### PROBLEM DETAILS
Locate and copy all lines bearing the word "Barnaverndarstofu".

* START *

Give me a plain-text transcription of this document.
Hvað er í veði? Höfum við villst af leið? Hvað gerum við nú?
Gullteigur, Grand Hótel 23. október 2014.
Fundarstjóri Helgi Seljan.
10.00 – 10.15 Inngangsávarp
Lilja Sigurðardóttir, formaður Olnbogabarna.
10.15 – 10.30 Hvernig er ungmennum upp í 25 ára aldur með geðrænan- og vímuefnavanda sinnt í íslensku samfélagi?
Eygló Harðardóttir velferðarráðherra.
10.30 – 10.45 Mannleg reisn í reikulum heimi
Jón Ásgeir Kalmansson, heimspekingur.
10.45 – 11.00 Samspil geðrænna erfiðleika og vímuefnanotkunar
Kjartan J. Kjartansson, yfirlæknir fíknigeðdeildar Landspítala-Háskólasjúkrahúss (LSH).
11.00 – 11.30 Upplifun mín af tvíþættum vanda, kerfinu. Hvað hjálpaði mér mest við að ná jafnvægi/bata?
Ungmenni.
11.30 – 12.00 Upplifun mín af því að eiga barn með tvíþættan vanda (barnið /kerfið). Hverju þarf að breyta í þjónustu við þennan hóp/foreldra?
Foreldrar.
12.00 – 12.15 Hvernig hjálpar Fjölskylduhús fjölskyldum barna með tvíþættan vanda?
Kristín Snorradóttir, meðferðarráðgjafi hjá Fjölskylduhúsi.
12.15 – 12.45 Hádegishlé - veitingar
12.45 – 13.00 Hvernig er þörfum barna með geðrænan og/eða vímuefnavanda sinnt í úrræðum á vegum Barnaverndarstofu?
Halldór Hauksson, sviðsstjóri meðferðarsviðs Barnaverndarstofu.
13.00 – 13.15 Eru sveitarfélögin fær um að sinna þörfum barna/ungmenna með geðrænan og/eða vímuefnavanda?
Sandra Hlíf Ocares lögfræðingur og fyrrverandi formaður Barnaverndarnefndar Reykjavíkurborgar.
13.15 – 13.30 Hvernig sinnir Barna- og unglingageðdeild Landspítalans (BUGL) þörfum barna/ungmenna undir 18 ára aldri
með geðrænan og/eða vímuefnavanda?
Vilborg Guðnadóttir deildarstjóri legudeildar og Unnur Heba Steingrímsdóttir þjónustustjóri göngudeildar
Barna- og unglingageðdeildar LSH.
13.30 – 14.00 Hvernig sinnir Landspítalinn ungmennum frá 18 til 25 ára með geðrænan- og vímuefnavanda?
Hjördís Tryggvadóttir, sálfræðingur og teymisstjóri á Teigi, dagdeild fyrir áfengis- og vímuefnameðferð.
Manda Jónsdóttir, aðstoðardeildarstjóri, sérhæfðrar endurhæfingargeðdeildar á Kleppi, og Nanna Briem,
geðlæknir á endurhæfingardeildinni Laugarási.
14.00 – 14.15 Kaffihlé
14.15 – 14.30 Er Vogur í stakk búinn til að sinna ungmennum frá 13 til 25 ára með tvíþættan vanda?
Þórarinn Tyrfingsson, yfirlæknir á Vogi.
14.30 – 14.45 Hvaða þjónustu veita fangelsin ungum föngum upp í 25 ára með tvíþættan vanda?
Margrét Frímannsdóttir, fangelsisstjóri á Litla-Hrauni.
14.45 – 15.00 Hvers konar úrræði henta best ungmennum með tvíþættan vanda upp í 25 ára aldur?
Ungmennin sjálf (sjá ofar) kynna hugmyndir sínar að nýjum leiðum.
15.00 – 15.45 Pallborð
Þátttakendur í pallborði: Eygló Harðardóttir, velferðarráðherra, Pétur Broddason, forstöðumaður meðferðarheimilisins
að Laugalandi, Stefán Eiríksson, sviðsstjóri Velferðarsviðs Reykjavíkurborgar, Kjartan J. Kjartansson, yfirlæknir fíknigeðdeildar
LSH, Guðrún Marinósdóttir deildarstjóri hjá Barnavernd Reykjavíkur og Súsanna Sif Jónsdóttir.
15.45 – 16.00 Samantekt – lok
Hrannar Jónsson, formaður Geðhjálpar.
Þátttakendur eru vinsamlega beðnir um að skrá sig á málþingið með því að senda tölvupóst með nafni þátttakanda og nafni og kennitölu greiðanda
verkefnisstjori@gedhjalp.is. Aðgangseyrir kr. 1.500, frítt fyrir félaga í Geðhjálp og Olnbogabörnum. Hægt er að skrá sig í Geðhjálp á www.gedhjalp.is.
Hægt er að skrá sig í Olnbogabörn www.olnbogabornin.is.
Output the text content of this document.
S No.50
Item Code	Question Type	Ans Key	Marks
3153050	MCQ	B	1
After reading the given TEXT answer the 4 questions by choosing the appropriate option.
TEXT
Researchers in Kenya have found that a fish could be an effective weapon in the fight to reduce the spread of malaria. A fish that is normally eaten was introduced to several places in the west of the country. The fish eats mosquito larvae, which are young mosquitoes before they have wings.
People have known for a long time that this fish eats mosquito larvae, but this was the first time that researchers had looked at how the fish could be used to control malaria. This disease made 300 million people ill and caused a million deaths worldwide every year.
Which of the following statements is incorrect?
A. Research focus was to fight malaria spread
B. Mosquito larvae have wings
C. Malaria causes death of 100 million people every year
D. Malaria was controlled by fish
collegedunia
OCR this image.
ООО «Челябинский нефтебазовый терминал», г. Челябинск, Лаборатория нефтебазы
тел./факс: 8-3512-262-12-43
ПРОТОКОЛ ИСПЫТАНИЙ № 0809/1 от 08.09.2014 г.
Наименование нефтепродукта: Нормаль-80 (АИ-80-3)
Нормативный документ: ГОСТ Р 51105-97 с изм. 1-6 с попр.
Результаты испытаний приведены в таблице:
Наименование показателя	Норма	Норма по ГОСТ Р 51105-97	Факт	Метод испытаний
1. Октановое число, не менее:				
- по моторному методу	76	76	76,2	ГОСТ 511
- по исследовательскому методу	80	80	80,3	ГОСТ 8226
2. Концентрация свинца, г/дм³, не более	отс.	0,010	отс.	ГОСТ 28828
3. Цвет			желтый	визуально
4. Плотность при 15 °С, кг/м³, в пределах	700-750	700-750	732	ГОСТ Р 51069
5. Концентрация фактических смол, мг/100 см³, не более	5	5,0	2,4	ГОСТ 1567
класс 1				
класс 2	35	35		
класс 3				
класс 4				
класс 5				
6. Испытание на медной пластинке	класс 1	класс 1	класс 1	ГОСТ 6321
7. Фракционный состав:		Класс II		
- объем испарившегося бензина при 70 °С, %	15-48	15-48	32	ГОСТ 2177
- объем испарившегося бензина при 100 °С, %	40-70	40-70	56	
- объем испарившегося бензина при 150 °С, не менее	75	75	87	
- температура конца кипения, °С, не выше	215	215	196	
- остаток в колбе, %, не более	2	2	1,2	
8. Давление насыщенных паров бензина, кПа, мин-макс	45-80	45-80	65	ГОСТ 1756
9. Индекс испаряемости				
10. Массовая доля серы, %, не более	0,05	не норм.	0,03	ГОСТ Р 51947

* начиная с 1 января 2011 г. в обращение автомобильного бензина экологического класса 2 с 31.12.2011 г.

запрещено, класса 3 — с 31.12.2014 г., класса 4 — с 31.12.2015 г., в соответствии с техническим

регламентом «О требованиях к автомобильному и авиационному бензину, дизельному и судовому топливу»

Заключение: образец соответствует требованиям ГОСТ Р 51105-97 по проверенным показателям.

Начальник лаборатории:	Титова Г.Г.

* END *

### RESPONSE BELOW
12.45 – 13.00 Hvernig er þörfum barna með geðrænan og/eða vímuefnavanda sinnt í úrræðum á vegum Barnaverndarstofu?
Halldór Hauksson, sviðsstjóri meðferðarsviðs Barnaverndarstofu.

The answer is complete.